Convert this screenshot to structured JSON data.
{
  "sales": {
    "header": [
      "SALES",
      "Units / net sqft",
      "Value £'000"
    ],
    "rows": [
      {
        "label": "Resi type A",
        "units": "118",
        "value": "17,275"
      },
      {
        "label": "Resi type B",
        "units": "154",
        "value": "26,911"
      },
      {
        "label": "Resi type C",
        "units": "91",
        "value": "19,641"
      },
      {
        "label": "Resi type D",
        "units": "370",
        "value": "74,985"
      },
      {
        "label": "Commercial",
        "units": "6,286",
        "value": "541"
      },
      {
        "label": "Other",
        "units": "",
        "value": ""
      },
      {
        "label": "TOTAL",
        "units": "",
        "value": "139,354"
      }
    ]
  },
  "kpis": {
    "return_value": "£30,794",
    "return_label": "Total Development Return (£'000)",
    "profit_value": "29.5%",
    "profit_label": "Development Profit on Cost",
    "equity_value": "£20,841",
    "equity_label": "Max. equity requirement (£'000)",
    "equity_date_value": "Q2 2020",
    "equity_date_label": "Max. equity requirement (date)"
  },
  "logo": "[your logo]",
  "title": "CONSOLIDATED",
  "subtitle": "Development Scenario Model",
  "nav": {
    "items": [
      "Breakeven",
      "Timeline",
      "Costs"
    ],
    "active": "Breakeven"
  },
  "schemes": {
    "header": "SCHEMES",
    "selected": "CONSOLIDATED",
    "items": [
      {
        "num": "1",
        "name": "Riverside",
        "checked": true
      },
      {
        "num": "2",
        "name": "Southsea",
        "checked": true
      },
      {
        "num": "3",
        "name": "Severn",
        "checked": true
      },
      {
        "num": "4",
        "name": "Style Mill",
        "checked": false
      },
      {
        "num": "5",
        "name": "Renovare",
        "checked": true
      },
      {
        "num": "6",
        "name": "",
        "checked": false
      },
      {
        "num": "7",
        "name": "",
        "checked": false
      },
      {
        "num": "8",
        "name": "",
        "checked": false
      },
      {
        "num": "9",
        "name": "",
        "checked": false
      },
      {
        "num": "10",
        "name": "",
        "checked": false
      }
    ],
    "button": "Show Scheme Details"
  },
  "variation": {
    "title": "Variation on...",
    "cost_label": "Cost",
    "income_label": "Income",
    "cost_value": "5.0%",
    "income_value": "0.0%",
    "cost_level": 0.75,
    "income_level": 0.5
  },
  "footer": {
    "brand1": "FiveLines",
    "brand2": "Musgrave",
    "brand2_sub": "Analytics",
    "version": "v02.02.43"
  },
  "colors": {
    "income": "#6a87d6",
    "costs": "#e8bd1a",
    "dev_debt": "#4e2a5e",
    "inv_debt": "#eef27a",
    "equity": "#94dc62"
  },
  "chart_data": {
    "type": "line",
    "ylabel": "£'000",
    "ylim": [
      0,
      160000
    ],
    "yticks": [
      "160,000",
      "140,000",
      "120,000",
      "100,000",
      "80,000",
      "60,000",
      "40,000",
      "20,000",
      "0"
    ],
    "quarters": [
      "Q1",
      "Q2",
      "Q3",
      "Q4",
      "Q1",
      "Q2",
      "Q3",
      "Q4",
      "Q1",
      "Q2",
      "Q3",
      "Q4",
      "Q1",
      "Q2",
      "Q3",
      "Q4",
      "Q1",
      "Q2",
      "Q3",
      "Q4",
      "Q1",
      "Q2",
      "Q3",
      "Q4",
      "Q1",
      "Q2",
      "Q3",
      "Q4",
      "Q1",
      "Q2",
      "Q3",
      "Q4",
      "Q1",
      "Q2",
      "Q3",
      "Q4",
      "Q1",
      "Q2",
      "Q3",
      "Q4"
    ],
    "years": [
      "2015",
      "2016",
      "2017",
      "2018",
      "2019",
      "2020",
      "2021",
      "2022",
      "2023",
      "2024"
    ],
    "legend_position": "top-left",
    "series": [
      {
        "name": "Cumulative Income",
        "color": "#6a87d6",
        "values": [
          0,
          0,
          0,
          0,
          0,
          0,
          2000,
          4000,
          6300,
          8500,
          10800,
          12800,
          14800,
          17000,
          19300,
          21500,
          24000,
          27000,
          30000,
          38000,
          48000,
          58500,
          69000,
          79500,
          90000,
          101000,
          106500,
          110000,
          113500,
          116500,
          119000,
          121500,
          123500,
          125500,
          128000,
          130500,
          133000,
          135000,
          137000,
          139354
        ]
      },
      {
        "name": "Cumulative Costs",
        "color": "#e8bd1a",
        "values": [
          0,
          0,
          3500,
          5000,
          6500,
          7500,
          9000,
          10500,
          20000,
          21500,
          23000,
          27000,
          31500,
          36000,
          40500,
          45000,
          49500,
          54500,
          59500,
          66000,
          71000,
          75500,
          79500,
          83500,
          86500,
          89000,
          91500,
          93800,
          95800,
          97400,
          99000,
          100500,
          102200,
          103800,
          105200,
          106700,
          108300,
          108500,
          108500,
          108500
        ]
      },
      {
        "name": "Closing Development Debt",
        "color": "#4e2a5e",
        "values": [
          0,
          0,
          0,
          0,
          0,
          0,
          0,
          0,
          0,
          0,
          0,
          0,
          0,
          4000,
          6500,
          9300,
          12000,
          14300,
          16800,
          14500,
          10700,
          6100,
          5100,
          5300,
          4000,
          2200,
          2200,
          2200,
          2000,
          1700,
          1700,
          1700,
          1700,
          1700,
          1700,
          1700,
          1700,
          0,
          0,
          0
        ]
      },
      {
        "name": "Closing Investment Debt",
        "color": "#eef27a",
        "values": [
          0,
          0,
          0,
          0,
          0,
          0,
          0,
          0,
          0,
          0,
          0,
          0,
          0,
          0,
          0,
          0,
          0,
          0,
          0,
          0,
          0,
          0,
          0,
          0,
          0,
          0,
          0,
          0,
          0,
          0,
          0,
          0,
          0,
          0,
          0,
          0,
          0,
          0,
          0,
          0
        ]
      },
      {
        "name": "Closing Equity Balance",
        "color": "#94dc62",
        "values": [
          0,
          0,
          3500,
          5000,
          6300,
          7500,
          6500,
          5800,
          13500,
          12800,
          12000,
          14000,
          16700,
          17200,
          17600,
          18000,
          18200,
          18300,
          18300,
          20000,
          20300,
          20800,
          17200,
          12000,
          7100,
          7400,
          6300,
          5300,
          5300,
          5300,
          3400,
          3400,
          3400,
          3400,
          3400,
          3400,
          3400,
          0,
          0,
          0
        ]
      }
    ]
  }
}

============================================================

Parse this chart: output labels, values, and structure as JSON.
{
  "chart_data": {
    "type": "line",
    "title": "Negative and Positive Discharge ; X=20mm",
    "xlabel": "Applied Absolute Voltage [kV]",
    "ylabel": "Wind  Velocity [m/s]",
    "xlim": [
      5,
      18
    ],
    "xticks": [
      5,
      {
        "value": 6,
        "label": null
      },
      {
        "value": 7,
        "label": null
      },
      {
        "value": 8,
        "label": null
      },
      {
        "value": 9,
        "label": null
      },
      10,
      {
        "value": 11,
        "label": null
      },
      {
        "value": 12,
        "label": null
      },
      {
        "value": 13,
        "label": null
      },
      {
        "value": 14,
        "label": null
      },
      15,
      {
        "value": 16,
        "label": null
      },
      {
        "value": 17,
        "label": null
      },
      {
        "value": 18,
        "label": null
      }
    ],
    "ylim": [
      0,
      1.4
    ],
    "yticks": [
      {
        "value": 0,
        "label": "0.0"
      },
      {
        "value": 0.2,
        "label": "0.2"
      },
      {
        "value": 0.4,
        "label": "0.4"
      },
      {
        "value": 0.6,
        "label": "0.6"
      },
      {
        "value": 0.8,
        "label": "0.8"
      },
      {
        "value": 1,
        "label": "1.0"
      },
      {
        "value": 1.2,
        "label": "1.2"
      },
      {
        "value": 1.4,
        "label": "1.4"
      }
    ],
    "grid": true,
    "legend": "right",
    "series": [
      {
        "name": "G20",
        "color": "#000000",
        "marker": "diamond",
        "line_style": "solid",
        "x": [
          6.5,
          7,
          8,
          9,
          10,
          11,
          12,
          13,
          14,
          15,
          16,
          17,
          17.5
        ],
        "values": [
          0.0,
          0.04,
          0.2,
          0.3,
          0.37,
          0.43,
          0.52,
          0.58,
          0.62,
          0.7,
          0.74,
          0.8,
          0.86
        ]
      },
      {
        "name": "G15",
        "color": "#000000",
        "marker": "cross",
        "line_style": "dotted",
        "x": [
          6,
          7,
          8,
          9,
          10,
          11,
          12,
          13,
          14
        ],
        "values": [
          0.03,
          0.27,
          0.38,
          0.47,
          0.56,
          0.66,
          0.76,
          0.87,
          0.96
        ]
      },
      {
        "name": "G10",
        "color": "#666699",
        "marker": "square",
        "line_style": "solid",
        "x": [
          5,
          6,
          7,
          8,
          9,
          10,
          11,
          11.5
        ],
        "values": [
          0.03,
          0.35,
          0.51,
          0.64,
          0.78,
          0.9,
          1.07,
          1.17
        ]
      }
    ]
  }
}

============================================================

EXERCISE INSTRUCTIONS :: Copy each line of the records above that carries the word "requirement".

OUTPUT FOR THIS EXERCISE ::
    "equity_label": "Max. equity requirement (£'000)",
    "equity_date_label": "Max. equity requirement (date)"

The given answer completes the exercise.